**Given instruction**. Extract the entries in their exact form.

**Raw records**.
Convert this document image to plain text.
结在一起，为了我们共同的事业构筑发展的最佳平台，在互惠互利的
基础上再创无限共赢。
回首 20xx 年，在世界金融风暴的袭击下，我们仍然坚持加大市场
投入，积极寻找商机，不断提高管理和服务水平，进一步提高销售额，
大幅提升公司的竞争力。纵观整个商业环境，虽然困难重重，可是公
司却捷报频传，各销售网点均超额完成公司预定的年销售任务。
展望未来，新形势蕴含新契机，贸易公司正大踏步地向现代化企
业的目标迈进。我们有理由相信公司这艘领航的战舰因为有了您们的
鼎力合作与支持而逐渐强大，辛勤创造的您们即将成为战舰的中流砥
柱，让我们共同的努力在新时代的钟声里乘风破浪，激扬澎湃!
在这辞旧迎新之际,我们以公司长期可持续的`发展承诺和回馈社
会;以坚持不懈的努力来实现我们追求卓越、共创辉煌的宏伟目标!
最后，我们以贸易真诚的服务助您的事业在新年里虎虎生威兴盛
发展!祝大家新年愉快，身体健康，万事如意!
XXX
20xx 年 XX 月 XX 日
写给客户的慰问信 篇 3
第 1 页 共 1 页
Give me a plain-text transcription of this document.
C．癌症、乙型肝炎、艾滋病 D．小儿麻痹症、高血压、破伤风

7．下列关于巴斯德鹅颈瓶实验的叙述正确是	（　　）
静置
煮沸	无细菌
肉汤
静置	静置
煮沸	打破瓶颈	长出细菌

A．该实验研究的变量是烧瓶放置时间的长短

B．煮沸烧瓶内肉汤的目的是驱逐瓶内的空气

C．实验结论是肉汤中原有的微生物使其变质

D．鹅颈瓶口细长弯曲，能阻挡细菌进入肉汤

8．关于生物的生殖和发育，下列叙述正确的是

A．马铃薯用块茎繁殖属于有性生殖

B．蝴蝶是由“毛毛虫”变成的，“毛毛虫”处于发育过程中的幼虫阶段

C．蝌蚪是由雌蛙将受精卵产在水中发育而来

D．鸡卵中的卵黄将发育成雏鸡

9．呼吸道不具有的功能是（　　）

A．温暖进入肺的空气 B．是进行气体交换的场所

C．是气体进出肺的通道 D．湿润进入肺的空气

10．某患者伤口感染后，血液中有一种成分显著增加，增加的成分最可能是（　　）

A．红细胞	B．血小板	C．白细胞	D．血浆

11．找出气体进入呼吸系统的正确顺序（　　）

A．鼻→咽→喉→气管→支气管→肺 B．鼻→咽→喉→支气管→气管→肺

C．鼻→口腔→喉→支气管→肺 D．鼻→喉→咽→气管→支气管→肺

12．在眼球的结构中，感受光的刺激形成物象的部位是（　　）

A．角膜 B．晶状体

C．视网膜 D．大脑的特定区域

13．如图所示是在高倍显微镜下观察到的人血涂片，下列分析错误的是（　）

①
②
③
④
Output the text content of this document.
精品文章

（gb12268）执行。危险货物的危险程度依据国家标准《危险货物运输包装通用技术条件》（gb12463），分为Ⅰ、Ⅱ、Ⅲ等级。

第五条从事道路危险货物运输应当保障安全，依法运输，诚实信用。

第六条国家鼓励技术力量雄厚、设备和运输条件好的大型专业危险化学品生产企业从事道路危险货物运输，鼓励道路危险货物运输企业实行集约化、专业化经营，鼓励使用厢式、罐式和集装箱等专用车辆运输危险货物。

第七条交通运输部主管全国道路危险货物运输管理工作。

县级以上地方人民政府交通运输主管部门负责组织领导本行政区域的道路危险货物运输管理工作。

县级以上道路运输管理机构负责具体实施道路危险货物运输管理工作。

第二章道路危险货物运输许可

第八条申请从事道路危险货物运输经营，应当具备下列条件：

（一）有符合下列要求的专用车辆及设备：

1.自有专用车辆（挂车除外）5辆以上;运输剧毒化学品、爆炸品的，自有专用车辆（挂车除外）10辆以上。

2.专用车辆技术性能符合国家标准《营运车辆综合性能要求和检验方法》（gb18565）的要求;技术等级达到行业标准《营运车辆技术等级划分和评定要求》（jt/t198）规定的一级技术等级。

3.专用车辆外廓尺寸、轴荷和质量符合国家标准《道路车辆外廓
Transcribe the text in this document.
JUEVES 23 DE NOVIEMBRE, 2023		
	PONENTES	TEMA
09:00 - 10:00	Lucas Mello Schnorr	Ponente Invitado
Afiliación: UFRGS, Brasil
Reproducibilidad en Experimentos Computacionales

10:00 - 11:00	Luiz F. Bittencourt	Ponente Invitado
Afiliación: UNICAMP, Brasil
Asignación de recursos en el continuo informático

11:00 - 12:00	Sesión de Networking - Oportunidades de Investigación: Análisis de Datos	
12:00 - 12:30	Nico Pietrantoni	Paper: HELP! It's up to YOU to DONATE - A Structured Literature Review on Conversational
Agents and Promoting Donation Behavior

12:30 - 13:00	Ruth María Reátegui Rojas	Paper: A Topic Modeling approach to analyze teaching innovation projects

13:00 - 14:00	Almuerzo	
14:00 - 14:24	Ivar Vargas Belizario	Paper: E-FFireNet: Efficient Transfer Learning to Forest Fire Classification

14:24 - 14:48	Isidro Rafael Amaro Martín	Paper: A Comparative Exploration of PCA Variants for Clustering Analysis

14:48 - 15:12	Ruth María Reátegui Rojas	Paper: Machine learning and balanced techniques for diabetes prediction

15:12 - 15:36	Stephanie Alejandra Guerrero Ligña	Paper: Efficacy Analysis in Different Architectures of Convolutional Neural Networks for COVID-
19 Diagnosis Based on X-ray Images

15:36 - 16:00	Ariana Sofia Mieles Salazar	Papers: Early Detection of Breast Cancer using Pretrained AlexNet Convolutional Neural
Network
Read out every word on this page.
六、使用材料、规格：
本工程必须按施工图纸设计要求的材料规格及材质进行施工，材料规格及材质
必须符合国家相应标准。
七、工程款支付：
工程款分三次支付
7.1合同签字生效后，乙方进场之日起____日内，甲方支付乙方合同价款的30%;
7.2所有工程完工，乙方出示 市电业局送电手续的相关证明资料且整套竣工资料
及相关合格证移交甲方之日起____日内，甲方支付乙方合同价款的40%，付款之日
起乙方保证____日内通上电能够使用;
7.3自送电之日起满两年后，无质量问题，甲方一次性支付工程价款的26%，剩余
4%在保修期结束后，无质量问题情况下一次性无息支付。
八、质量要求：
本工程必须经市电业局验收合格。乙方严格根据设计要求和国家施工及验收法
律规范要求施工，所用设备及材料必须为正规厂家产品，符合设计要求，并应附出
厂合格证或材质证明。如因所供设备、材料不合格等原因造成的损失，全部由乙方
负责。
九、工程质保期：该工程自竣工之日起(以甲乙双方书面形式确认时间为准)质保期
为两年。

**Result of this task**.
Convert this document image to plain text.
结在一起，为了我们共同的事业构筑发展的最佳平台，在互惠互利的
基础上再创无限共赢。
回首 20xx 年，在世界金融风暴的袭击下，我们仍然坚持加大市场
投入，积极寻找商机，不断提高管理和服务水平，进一步提高销售额，
大幅提升公司的竞争力。纵观整个商业环境，虽然困难重重，可是公
司却捷报频传，各销售网点均超额完成公司预定的年销售任务。
展望未来，新形势蕴含新契机，贸易公司正大踏步地向现代化企
业的目标迈进。我们有理由相信公司这艘领航的战舰因为有了您们的
鼎力合作与支持而逐渐强大，辛勤创造的您们即将成为战舰的中流砥
柱，让我们共同的努力在新时代的钟声里乘风破浪，激扬澎湃!
在这辞旧迎新之际,我们以公司长期可持续的`发展承诺和回馈社
会;以坚持不懈的努力来实现我们追求卓越、共创辉煌的宏伟目标!
最后，我们以贸易真诚的服务助您的事业在新年里虎虎生威兴盛
发展!祝大家新年愉快，身体健康，万事如意!
XXX
20xx 年 XX 月 XX 日
写给客户的慰问信 篇 3
第 1 页 共 1 页
Give me a plain-text transcription of this document.
C．癌症、乙型肝炎、艾滋病 D．小儿麻痹症、高血压、破伤风

7．下列关于巴斯德鹅颈瓶实验的叙述正确是	（　　）
静置
煮沸	无细菌
肉汤
静置	静置
煮沸	打破瓶颈	长出细菌

A．该实验研究的变量是烧瓶放置时间的长短

B．煮沸烧瓶内肉汤的目的是驱逐瓶内的空气

C．实验结论是肉汤中原有的微生物使其变质

D．鹅颈瓶口细长弯曲，能阻挡细菌进入肉汤

8．关于生物的生殖和发育，下列叙述正确的是

A．马铃薯用块茎繁殖属于有性生殖

B．蝴蝶是由“毛毛虫”变成的，“毛毛虫”处于发育过程中的幼虫阶段

C．蝌蚪是由雌蛙将受精卵产在水中发育而来

D．鸡卵中的卵黄将发育成雏鸡

9．呼吸道不具有的功能是（　　）

A．温暖进入肺的空气 B．是进行气体交换的场所

C．是气体进出肺的通道 D．湿润进入肺的空气

10．某患者伤口感染后，血液中有一种成分显著增加，增加的成分最可能是（　　）

A．红细胞	B．血小板	C．白细胞	D．血浆

11．找出气体进入呼吸系统的正确顺序（　　）

A．鼻→咽→喉→气管→支气管→肺 B．鼻→咽→喉→支气管→气管→肺

C．鼻→口腔→喉→支气管→肺 D．鼻→喉→咽→气管→支气管→肺

12．在眼球的结构中，感受光的刺激形成物象的部位是（　　）

A．角膜 B．晶状体

C．视网膜 D．大脑的特定区域

13．如图所示是在高倍显微镜下观察到的人血涂片，下列分析错误的是（　）

①
②
③
④
Output the text content of this document.
精品文章

（gb12268）执行。危险货物的危险程度依据国家标准《危险货物运输包装通用技术条件》（gb12463），分为Ⅰ、Ⅱ、Ⅲ等级。

第五条从事道路危险货物运输应当保障安全，依法运输，诚实信用。

第六条国家鼓励技术力量雄厚、设备和运输条件好的大型专业危险化学品生产企业从事道路危险货物运输，鼓励道路危险货物运输企业实行集约化、专业化经营，鼓励使用厢式、罐式和集装箱等专用车辆运输危险货物。

第七条交通运输部主管全国道路危险货物运输管理工作。

县级以上地方人民政府交通运输主管部门负责组织领导本行政区域的道路危险货物运输管理工作。

县级以上道路运输管理机构负责具体实施道路危险货物运输管理工作。

第二章道路危险货物运输许可

第八条申请从事道路危险货物运输经营，应当具备下列条件：

（一）有符合下列要求的专用车辆及设备：

1.自有专用车辆（挂车除外）5辆以上;运输剧毒化学品、爆炸品的，自有专用车辆（挂车除外）10辆以上。

2.专用车辆技术性能符合国家标准《营运车辆综合性能要求和检验方法》（gb18565）的要求;技术等级达到行业标准《营运车辆技术等级划分和评定要求》（jt/t198）规定的一级技术等级。

3.专用车辆外廓尺寸、轴荷和质量符合国家标准《道路车辆外廓
Transcribe the text in this document.
JUEVES 23 DE NOVIEMBRE, 2023		
	PONENTES	TEMA
09:00 - 10:00	Lucas Mello Schnorr	Ponente Invitado
Afiliación: UFRGS, Brasil
Reproducibilidad en Experimentos Computacionales

10:00 - 11:00	Luiz F. Bittencourt	Ponente Invitado
Afiliación: UNICAMP, Brasil
Asignación de recursos en el continuo informático

11:00 - 12:00	Sesión de Networking - Oportunidades de Investigación: Análisis de Datos	
12:00 - 12:30	Nico Pietrantoni	Paper: HELP! It's up to YOU to DONATE - A Structured Literature Review on Conversational
Agents and Promoting Donation Behavior

12:30 - 13:00	Ruth María Reátegui Rojas	Paper: A Topic Modeling approach to analyze teaching innovation projects

13:00 - 14:00	Almuerzo	
14:00 - 14:24	Ivar Vargas Belizario	Paper: E-FFireNet: Efficient Transfer Learning to Forest Fire Classification

14:24 - 14:48	Isidro Rafael Amaro Martín	Paper: A Comparative Exploration of PCA Variants for Clustering Analysis

14:48 - 15:12	Ruth María Reátegui Rojas	Paper: Machine learning and balanced techniques for diabetes prediction

15:12 - 15:36	Stephanie Alejandra Guerrero Ligña	Paper: Efficacy Analysis in Different Architectures of Convolutional Neural Networks for COVID-
19 Diagnosis Based on X-ray Images

15:36 - 16:00	Ariana Sofia Mieles Salazar	Papers: Early Detection of Breast Cancer using Pretrained AlexNet Convolutional Neural
Network
Read out every word on this page.
六、使用材料、规格：
本工程必须按施工图纸设计要求的材料规格及材质进行施工，材料规格及材质
必须符合国家相应标准。
七、工程款支付：
工程款分三次支付
7.1合同签字生效后，乙方进场之日起____日内，甲方支付乙方合同价款的30%;
7.2所有工程完工，乙方出示 市电业局送电手续的相关证明资料且整套竣工资料
及相关合格证移交甲方之日起____日内，甲方支付乙方合同价款的40%，付款之日
起乙方保证____日内通上电能够使用;
7.3自送电之日起满两年后，无质量问题，甲方一次性支付工程价款的26%，剩余
4%在保修期结束后，无质量问题情况下一次性无息支付。
八、质量要求：
本工程必须经市电业局验收合格。乙方严格根据设计要求和国家施工及验收法
律规范要求施工，所用设备及材料必须为正规厂家产品，符合设计要求，并应附出
厂合格证或材质证明。如因所供设备、材料不合格等原因造成的损失，全部由乙方
负责。
九、工程质保期：该工程自竣工之日起(以甲乙双方书面形式确认时间为准)质保期
为两年。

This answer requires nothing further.